┌──
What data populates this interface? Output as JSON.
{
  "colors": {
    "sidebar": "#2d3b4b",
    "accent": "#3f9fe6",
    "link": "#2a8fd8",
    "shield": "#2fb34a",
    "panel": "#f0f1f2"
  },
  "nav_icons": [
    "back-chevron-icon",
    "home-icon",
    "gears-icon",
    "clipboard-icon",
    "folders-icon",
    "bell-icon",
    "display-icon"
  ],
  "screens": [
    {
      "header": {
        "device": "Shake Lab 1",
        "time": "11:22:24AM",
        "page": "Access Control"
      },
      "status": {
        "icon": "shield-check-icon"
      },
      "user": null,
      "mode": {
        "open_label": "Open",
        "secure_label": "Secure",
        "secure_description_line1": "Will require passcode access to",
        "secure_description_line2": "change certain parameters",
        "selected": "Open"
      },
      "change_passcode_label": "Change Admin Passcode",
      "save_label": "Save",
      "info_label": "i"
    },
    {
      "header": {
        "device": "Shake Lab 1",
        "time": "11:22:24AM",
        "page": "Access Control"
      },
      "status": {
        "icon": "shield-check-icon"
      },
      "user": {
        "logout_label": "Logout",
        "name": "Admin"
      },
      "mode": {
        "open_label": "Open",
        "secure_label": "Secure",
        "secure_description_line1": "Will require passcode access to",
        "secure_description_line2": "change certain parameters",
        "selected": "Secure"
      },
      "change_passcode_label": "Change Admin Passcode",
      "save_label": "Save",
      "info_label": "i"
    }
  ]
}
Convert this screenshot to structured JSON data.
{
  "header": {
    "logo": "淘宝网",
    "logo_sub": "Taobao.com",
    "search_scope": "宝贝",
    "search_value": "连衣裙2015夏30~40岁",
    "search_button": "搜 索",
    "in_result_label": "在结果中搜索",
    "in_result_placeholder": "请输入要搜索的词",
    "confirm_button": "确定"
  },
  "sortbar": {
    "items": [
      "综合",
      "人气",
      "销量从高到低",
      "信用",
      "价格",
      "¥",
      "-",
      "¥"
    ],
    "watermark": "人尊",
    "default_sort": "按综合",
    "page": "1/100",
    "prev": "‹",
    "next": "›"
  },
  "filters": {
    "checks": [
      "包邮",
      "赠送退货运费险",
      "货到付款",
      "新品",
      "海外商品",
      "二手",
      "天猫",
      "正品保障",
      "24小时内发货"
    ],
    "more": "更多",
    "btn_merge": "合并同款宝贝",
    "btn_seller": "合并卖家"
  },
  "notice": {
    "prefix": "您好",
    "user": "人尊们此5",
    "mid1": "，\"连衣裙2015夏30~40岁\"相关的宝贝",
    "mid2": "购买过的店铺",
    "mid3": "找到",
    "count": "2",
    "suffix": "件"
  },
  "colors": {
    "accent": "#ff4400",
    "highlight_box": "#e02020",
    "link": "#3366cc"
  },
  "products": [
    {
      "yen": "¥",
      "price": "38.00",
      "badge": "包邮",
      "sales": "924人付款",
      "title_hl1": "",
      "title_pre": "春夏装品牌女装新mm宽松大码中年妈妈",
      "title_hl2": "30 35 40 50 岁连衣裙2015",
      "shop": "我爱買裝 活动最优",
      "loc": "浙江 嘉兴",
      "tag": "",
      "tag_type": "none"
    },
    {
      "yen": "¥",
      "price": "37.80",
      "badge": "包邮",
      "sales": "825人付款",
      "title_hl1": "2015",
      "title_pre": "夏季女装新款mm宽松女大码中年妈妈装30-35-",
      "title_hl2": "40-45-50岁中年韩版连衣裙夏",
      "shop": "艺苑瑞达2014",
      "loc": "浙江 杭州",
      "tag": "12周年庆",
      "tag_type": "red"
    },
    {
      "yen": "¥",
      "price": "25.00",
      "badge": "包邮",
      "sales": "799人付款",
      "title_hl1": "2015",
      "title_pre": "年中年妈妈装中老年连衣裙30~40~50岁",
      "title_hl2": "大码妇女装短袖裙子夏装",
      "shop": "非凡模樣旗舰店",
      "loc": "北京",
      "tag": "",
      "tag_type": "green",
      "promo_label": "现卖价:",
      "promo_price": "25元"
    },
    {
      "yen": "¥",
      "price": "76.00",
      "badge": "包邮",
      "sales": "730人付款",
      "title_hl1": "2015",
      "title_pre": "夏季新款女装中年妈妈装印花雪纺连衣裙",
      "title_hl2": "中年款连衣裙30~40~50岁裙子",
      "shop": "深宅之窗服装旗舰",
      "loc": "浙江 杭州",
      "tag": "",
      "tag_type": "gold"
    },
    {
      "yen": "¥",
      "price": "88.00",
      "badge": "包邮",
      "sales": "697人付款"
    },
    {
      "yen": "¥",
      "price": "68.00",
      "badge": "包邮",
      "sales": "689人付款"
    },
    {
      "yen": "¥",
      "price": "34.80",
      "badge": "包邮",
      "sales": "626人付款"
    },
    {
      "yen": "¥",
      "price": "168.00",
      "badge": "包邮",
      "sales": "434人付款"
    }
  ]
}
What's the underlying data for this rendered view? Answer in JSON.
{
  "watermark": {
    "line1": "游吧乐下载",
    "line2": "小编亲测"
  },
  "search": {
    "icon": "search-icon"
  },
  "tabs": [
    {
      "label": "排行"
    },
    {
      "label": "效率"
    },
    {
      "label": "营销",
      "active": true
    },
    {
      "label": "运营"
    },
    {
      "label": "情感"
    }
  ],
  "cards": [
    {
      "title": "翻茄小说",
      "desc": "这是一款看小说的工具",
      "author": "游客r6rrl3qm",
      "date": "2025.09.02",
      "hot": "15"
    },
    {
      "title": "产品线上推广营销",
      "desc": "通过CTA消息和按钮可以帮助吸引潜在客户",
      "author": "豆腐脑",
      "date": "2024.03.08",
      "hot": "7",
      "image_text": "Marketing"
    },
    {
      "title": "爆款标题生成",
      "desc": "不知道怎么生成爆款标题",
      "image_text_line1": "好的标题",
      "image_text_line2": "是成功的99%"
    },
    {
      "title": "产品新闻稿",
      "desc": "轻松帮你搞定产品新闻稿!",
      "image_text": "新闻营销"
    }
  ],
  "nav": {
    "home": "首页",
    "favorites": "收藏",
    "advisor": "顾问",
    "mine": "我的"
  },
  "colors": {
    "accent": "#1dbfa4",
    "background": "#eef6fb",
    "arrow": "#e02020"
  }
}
└──
REQUIRED WORK> Take the records above and return them exactly as written.

THE RESULT>
What data populates this interface? Output as JSON.
{
  "colors": {
    "sidebar": "#2d3b4b",
    "accent": "#3f9fe6",
    "link": "#2a8fd8",
    "shield": "#2fb34a",
    "panel": "#f0f1f2"
  },
  "nav_icons": [
    "back-chevron-icon",
    "home-icon",
    "gears-icon",
    "clipboard-icon",
    "folders-icon",
    "bell-icon",
    "display-icon"
  ],
  "screens": [
    {
      "header": {
        "device": "Shake Lab 1",
        "time": "11:22:24AM",
        "page": "Access Control"
      },
      "status": {
        "icon": "shield-check-icon"
      },
      "user": null,
      "mode": {
        "open_label": "Open",
        "secure_label": "Secure",
        "secure_description_line1": "Will require passcode access to",
        "secure_description_line2": "change certain parameters",
        "selected": "Open"
      },
      "change_passcode_label": "Change Admin Passcode",
      "save_label": "Save",
      "info_label": "i"
    },
    {
      "header": {
        "device": "Shake Lab 1",
        "time": "11:22:24AM",
        "page": "Access Control"
      },
      "status": {
        "icon": "shield-check-icon"
      },
      "user": {
        "logout_label": "Logout",
        "name": "Admin"
      },
      "mode": {
        "open_label": "Open",
        "secure_label": "Secure",
        "secure_description_line1": "Will require passcode access to",
        "secure_description_line2": "change certain parameters",
        "selected": "Secure"
      },
      "change_passcode_label": "Change Admin Passcode",
      "save_label": "Save",
      "info_label": "i"
    }
  ]
}
Convert this screenshot to structured JSON data.
{
  "header": {
    "logo": "淘宝网",
    "logo_sub": "Taobao.com",
    "search_scope": "宝贝",
    "search_value": "连衣裙2015夏30~40岁",
    "search_button": "搜 索",
    "in_result_label": "在结果中搜索",
    "in_result_placeholder": "请输入要搜索的词",
    "confirm_button": "确定"
  },
  "sortbar": {
    "items": [
      "综合",
      "人气",
      "销量从高到低",
      "信用",
      "价格",
      "¥",
      "-",
      "¥"
    ],
    "watermark": "人尊",
    "default_sort": "按综合",
    "page": "1/100",
    "prev": "‹",
    "next": "›"
  },
  "filters": {
    "checks": [
      "包邮",
      "赠送退货运费险",
      "货到付款",
      "新品",
      "海外商品",
      "二手",
      "天猫",
      "正品保障",
      "24小时内发货"
    ],
    "more": "更多",
    "btn_merge": "合并同款宝贝",
    "btn_seller": "合并卖家"
  },
  "notice": {
    "prefix": "您好",
    "user": "人尊们此5",
    "mid1": "，\"连衣裙2015夏30~40岁\"相关的宝贝",
    "mid2": "购买过的店铺",
    "mid3": "找到",
    "count": "2",
    "suffix": "件"
  },
  "colors": {
    "accent": "#ff4400",
    "highlight_box": "#e02020",
    "link": "#3366cc"
  },
  "products": [
    {
      "yen": "¥",
      "price": "38.00",
      "badge": "包邮",
      "sales": "924人付款",
      "title_hl1": "",
      "title_pre": "春夏装品牌女装新mm宽松大码中年妈妈",
      "title_hl2": "30 35 40 50 岁连衣裙2015",
      "shop": "我爱買裝 活动最优",
      "loc": "浙江 嘉兴",
      "tag": "",
      "tag_type": "none"
    },
    {
      "yen": "¥",
      "price": "37.80",
      "badge": "包邮",
      "sales": "825人付款",
      "title_hl1": "2015",
      "title_pre": "夏季女装新款mm宽松女大码中年妈妈装30-35-",
      "title_hl2": "40-45-50岁中年韩版连衣裙夏",
      "shop": "艺苑瑞达2014",
      "loc": "浙江 杭州",
      "tag": "12周年庆",
      "tag_type": "red"
    },
    {
      "yen": "¥",
      "price": "25.00",
      "badge": "包邮",
      "sales": "799人付款",
      "title_hl1": "2015",
      "title_pre": "年中年妈妈装中老年连衣裙30~40~50岁",
      "title_hl2": "大码妇女装短袖裙子夏装",
      "shop": "非凡模樣旗舰店",
      "loc": "北京",
      "tag": "",
      "tag_type": "green",
      "promo_label": "现卖价:",
      "promo_price": "25元"
    },
    {
      "yen": "¥",
      "price": "76.00",
      "badge": "包邮",
      "sales": "730人付款",
      "title_hl1": "2015",
      "title_pre": "夏季新款女装中年妈妈装印花雪纺连衣裙",
      "title_hl2": "中年款连衣裙30~40~50岁裙子",
      "shop": "深宅之窗服装旗舰",
      "loc": "浙江 杭州",
      "tag": "",
      "tag_type": "gold"
    },
    {
      "yen": "¥",
      "price": "88.00",
      "badge": "包邮",
      "sales": "697人付款"
    },
    {
      "yen": "¥",
      "price": "68.00",
      "badge": "包邮",
      "sales": "689人付款"
    },
    {
      "yen": "¥",
      "price": "34.80",
      "badge": "包邮",
      "sales": "626人付款"
    },
    {
      "yen": "¥",
      "price": "168.00",
      "badge": "包邮",
      "sales": "434人付款"
    }
  ]
}
What's the underlying data for this rendered view? Answer in JSON.
{
  "watermark": {
    "line1": "游吧乐下载",
    "line2": "小编亲测"
  },
  "search": {
    "icon": "search-icon"
  },
  "tabs": [
    {
      "label": "排行"
    },
    {
      "label": "效率"
    },
    {
      "label": "营销",
      "active": true
    },
    {
      "label": "运营"
    },
    {
      "label": "情感"
    }
  ],
  "cards": [
    {
      "title": "翻茄小说",
      "desc": "这是一款看小说的工具",
      "author": "游客r6rrl3qm",
      "date": "2025.09.02",
      "hot": "15"
    },
    {
      "title": "产品线上推广营销",
      "desc": "通过CTA消息和按钮可以帮助吸引潜在客户",
      "author": "豆腐脑",
      "date": "2024.03.08",
      "hot": "7",
      "image_text": "Marketing"
    },
    {
      "title": "爆款标题生成",
      "desc": "不知道怎么生成爆款标题",
      "image_text_line1": "好的标题",
      "image_text_line2": "是成功的99%"
    },
    {
      "title": "产品新闻稿",
      "desc": "轻松帮你搞定产品新闻稿!",
      "image_text": "新闻营销"
    }
  ],
  "nav": {
    "home": "首页",
    "favorites": "收藏",
    "advisor": "顾问",
    "mine": "我的"
  },
  "colors": {
    "accent": "#1dbfa4",
    "background": "#eef6fb",
    "arrow": "#e02020"
  }
}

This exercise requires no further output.